Direction: Gather every line in the records below that contains the word "adjustment".

Dataset records
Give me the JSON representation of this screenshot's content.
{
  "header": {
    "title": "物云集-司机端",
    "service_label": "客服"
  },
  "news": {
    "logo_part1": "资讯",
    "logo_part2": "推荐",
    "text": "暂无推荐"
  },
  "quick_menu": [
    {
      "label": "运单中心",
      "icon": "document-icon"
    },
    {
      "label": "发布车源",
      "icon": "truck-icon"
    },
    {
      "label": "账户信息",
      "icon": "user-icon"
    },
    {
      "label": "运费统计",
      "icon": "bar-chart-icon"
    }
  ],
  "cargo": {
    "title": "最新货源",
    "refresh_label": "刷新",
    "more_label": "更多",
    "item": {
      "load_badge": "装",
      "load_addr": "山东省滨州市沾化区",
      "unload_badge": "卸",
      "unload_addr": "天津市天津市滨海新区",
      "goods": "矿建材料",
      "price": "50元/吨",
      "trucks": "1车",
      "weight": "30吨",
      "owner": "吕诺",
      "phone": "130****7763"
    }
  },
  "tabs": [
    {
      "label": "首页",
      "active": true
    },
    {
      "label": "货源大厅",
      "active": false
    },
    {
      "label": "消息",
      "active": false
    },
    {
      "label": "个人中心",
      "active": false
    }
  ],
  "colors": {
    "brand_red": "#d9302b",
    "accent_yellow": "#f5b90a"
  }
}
--
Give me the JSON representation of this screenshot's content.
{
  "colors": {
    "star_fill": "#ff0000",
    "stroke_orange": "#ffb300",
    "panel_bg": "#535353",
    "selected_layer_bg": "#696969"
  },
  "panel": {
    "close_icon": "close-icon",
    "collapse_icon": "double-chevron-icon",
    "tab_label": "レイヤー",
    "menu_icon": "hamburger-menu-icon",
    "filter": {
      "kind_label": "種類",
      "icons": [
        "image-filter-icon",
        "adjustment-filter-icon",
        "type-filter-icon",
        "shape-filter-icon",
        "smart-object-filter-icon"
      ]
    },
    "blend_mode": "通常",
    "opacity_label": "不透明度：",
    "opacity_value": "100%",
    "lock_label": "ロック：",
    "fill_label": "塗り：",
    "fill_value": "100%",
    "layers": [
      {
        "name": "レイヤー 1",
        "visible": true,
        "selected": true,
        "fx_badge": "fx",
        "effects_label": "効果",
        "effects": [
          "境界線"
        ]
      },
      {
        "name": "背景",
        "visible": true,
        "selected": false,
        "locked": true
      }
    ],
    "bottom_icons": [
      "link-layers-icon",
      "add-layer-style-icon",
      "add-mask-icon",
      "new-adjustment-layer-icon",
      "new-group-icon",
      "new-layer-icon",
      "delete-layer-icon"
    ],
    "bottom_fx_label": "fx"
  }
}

Finished exercise:
        "adjustment-filter-icon",
      "new-adjustment-layer-icon",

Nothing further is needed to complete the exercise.